> [Task statement]: Word for word, give the material below again, minus any images.
#### Records to use
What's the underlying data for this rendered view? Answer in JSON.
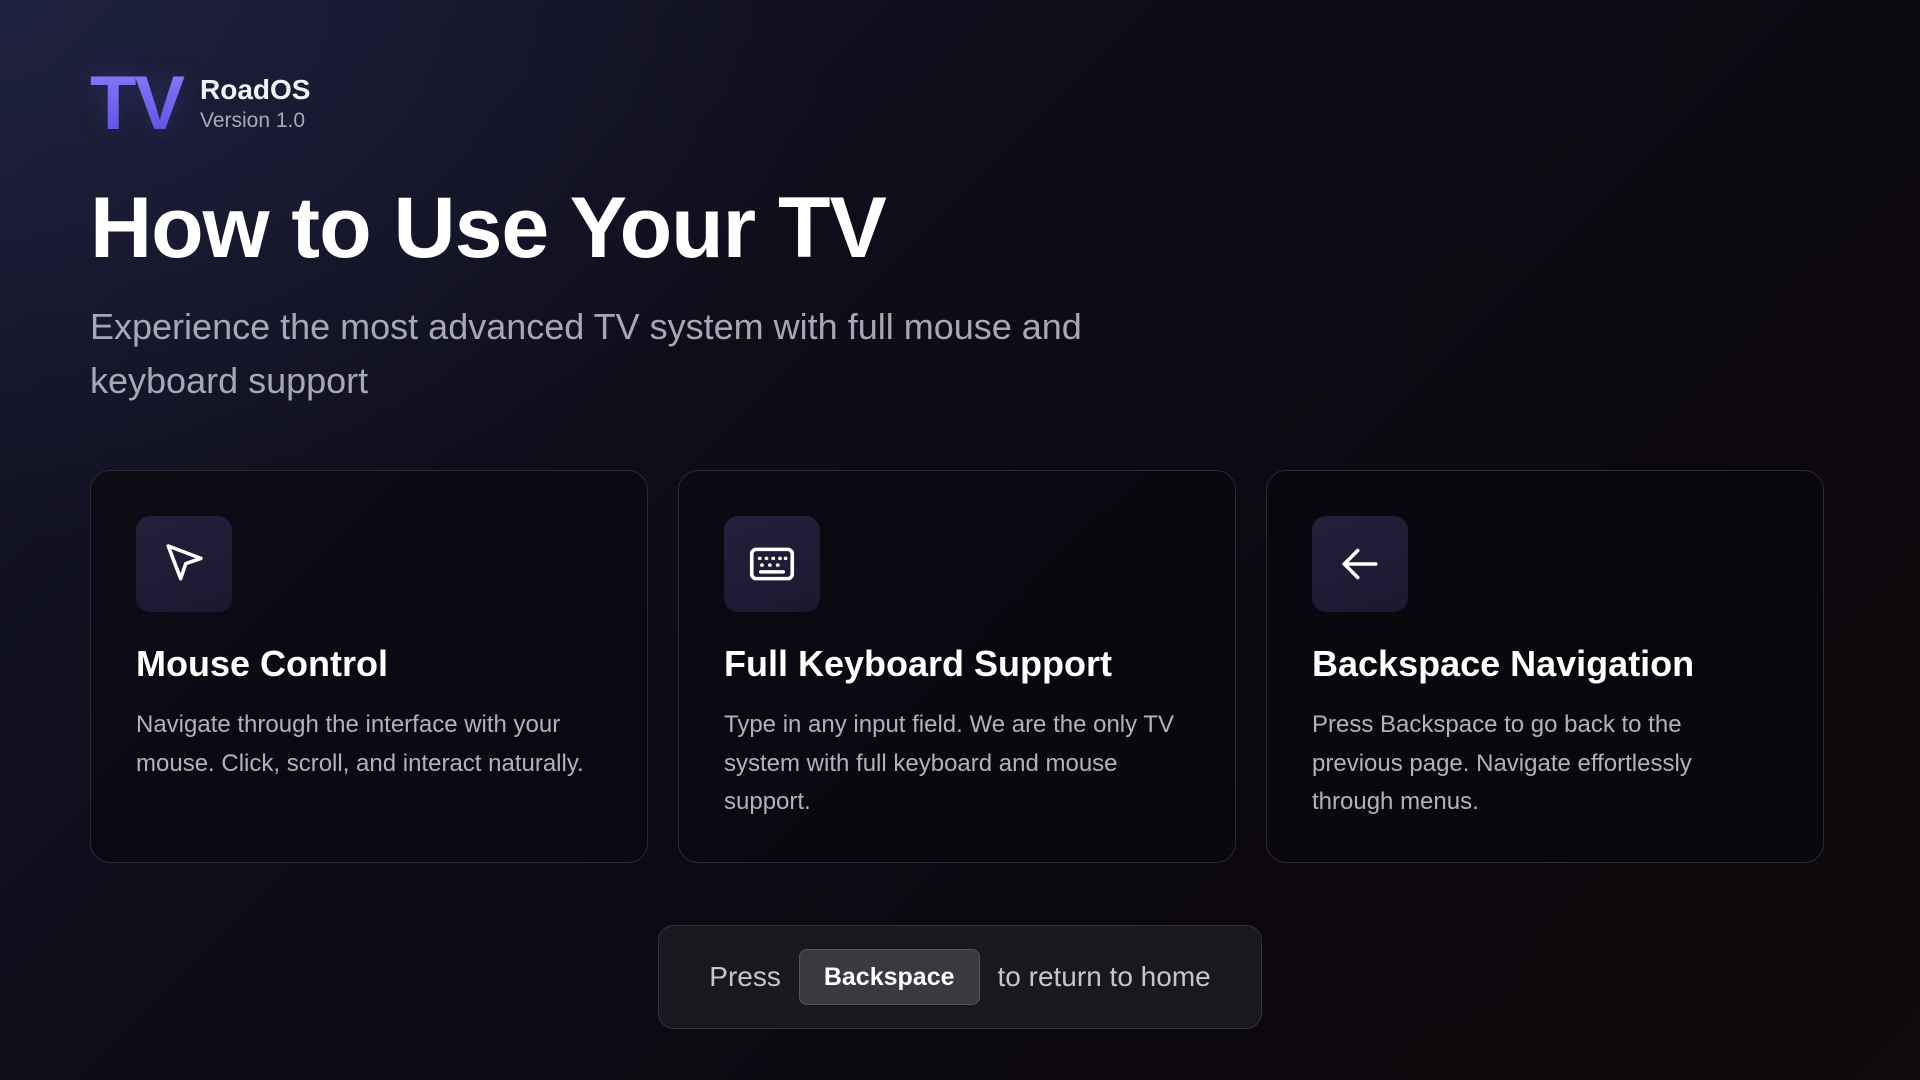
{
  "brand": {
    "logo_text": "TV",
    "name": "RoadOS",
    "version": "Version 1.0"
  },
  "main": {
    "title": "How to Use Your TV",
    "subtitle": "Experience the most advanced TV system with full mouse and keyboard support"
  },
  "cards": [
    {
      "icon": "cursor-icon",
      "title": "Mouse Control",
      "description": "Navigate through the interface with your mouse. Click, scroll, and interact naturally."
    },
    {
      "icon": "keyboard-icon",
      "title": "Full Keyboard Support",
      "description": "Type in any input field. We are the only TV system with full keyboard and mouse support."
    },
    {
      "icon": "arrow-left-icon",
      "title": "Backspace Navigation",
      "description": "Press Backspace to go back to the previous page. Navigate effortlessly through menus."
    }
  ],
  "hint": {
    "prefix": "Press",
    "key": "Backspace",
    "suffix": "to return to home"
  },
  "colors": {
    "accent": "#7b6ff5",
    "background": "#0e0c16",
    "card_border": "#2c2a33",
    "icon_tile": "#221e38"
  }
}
########
> [Reply to the exercise]:
What's the underlying data for this rendered view? Answer in JSON.
{
  "brand": {
    "logo_text": "TV",
    "name": "RoadOS",
    "version": "Version 1.0"
  },
  "main": {
    "title": "How to Use Your TV",
    "subtitle": "Experience the most advanced TV system with full mouse and keyboard support"
  },
  "cards": [
    {
      "icon": "cursor-icon",
      "title": "Mouse Control",
      "description": "Navigate through the interface with your mouse. Click, scroll, and interact naturally."
    },
    {
      "icon": "keyboard-icon",
      "title": "Full Keyboard Support",
      "description": "Type in any input field. We are the only TV system with full keyboard and mouse support."
    },
    {
      "icon": "arrow-left-icon",
      "title": "Backspace Navigation",
      "description": "Press Backspace to go back to the previous page. Navigate effortlessly through menus."
    }
  ],
  "hint": {
    "prefix": "Press",
    "key": "Backspace",
    "suffix": "to return to home"
  },
  "colors": {
    "accent": "#7b6ff5",
    "background": "#0e0c16",
    "card_border": "#2c2a33",
    "icon_tile": "#221e38"
  }
}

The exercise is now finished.